- STATED EXERCISE
Retype the whole listing, please, keeping every line exact and dropping the pictures.

- EXTRACTED RECORDS
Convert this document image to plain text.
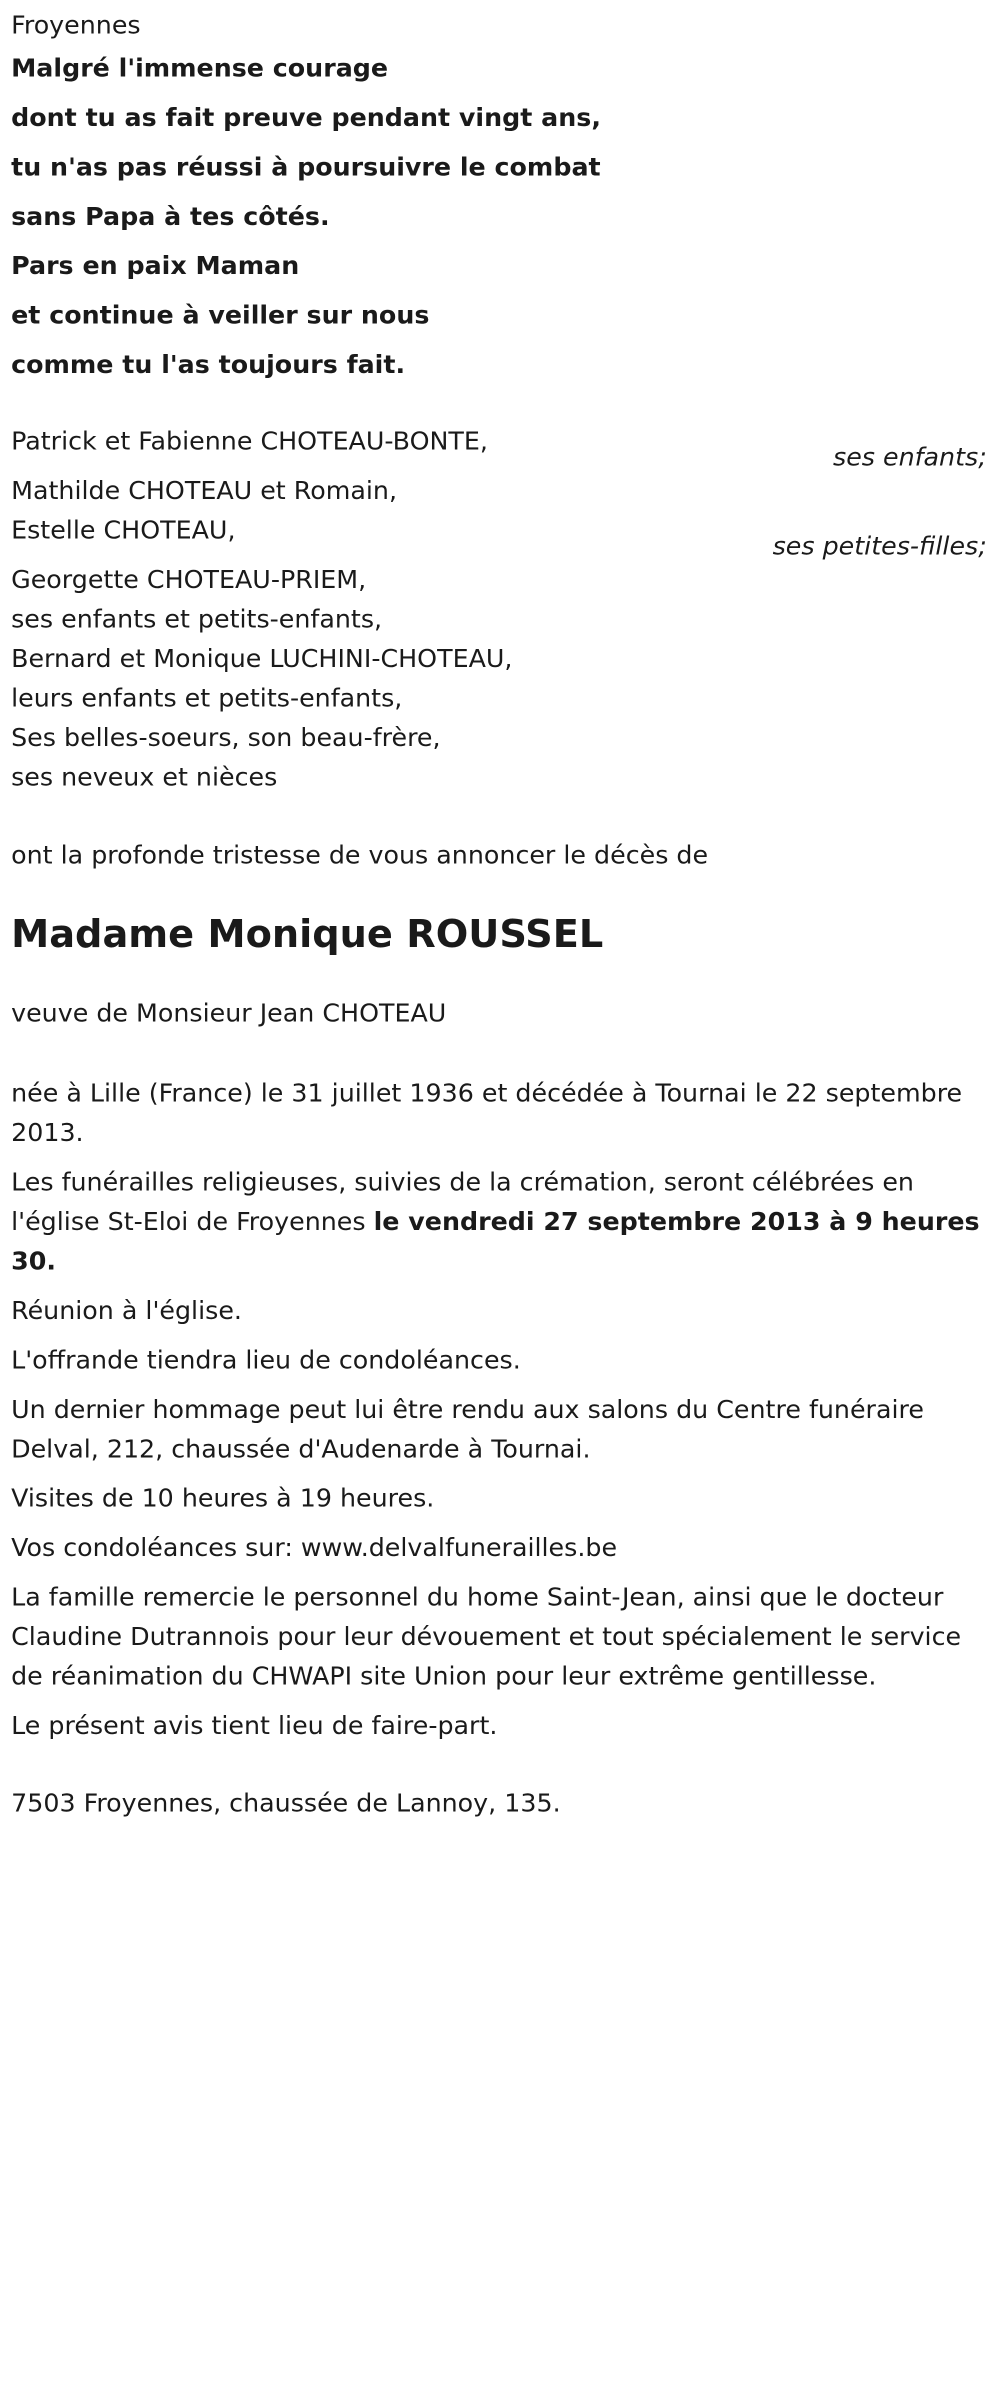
Froyennes
Malgré l'immense courage
dont tu as fait preuve pendant vingt ans,
tu n'as pas réussi à poursuivre le combat
sans Papa à tes côtés.
Pars en paix Maman
et continue à veiller sur nous
comme tu l'as toujours fait.
Patrick et Fabienne CHOTEAU-BONTE,
ses enfants;
Mathilde CHOTEAU et Romain,
Estelle CHOTEAU,
ses petites-filles;
Georgette CHOTEAU-PRIEM,
ses enfants et petits-enfants,
Bernard et Monique LUCHINI-CHOTEAU,
leurs enfants et petits-enfants,
Ses belles-soeurs, son beau-frère,
ses neveux et nièces
ont la profonde tristesse de vous annoncer le décès de
Madame Monique ROUSSEL
veuve de Monsieur Jean CHOTEAU
née à Lille (France) le 31 juillet 1936 et décédée à Tournai le 22 septembre 2013.
Les funérailles religieuses, suivies de la crémation, seront célébrées en l'église St-Eloi de Froyennes le vendredi 27 septembre 2013 à 9 heures 30.
Réunion à l'église.
L'offrande tiendra lieu de condoléances.
Un dernier hommage peut lui être rendu aux salons du Centre funéraire Delval, 212, chaussée d'Audenarde à Tournai.
Visites de 10 heures à 19 heures.
Vos condoléances sur: www.delvalfunerailles.be
La famille remercie le personnel du home Saint-Jean, ainsi que le docteur Claudine Dutrannois pour leur dévouement et tout spécialement le service de réanimation du CHWAPI site Union pour leur extrême gentillesse.
Le présent avis tient lieu de faire-part.
7503 Froyennes, chaussée de Lannoy, 135.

- REPLY TO THE EXERCISE
Convert this document image to plain text.
Froyennes
Malgré l'immense courage
dont tu as fait preuve pendant vingt ans,
tu n'as pas réussi à poursuivre le combat
sans Papa à tes côtés.
Pars en paix Maman
et continue à veiller sur nous
comme tu l'as toujours fait.
Patrick et Fabienne CHOTEAU-BONTE,
ses enfants;
Mathilde CHOTEAU et Romain,
Estelle CHOTEAU,
ses petites-filles;
Georgette CHOTEAU-PRIEM,
ses enfants et petits-enfants,
Bernard et Monique LUCHINI-CHOTEAU,
leurs enfants et petits-enfants,
Ses belles-soeurs, son beau-frère,
ses neveux et nièces
ont la profonde tristesse de vous annoncer le décès de
Madame Monique ROUSSEL
veuve de Monsieur Jean CHOTEAU
née à Lille (France) le 31 juillet 1936 et décédée à Tournai le 22 septembre 2013.
Les funérailles religieuses, suivies de la crémation, seront célébrées en l'église St-Eloi de Froyennes le vendredi 27 septembre 2013 à 9 heures 30.
Réunion à l'église.
L'offrande tiendra lieu de condoléances.
Un dernier hommage peut lui être rendu aux salons du Centre funéraire Delval, 212, chaussée d'Audenarde à Tournai.
Visites de 10 heures à 19 heures.
Vos condoléances sur: www.delvalfunerailles.be
La famille remercie le personnel du home Saint-Jean, ainsi que le docteur Claudine Dutrannois pour leur dévouement et tout spécialement le service de réanimation du CHWAPI site Union pour leur extrême gentillesse.
Le présent avis tient lieu de faire-part.
7503 Froyennes, chaussée de Lannoy, 135.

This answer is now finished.